[Stored entries]
★ ★ ★ ★ ★

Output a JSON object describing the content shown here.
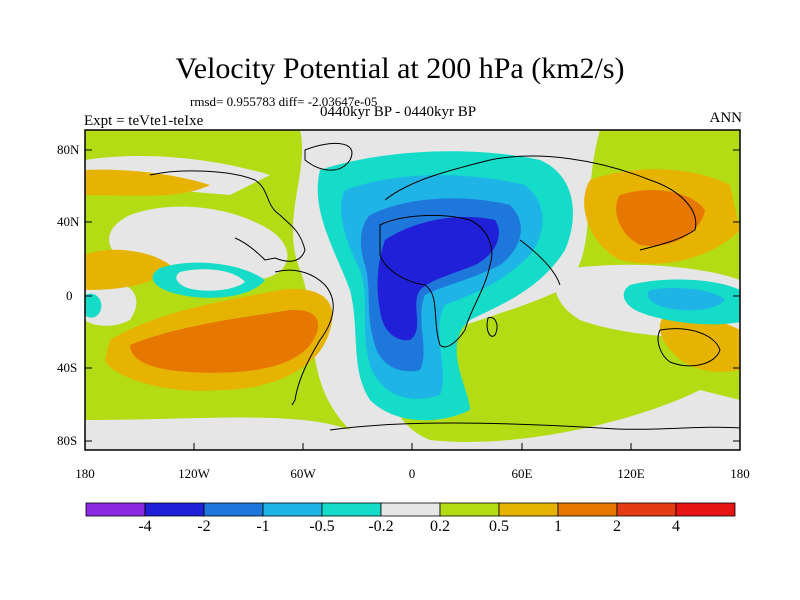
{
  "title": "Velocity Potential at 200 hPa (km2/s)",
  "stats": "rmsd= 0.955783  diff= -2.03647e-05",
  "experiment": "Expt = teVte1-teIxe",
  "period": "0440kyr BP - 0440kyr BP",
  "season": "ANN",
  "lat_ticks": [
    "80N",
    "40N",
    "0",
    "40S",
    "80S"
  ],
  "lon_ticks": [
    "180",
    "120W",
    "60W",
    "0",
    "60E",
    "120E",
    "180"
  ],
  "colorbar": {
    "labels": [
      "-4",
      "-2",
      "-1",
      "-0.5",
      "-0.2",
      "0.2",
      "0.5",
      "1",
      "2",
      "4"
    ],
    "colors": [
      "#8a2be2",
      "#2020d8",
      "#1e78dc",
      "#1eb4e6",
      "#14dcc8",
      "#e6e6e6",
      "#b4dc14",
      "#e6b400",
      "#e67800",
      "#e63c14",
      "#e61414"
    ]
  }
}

★ ★ ★ ★ ★

● **WHAT YOU WILL DO**: Reproduce each line word for word and drop the pictures.

● **COMPLETED EXERCISE**:
Output a JSON object describing the content shown here.
{
  "title": "Velocity Potential at 200 hPa (km2/s)",
  "stats": "rmsd= 0.955783  diff= -2.03647e-05",
  "experiment": "Expt = teVte1-teIxe",
  "period": "0440kyr BP - 0440kyr BP",
  "season": "ANN",
  "lat_ticks": [
    "80N",
    "40N",
    "0",
    "40S",
    "80S"
  ],
  "lon_ticks": [
    "180",
    "120W",
    "60W",
    "0",
    "60E",
    "120E",
    "180"
  ],
  "colorbar": {
    "labels": [
      "-4",
      "-2",
      "-1",
      "-0.5",
      "-0.2",
      "0.2",
      "0.5",
      "1",
      "2",
      "4"
    ],
    "colors": [
      "#8a2be2",
      "#2020d8",
      "#1e78dc",
      "#1eb4e6",
      "#14dcc8",
      "#e6e6e6",
      "#b4dc14",
      "#e6b400",
      "#e67800",
      "#e63c14",
      "#e61414"
    ]
  }
}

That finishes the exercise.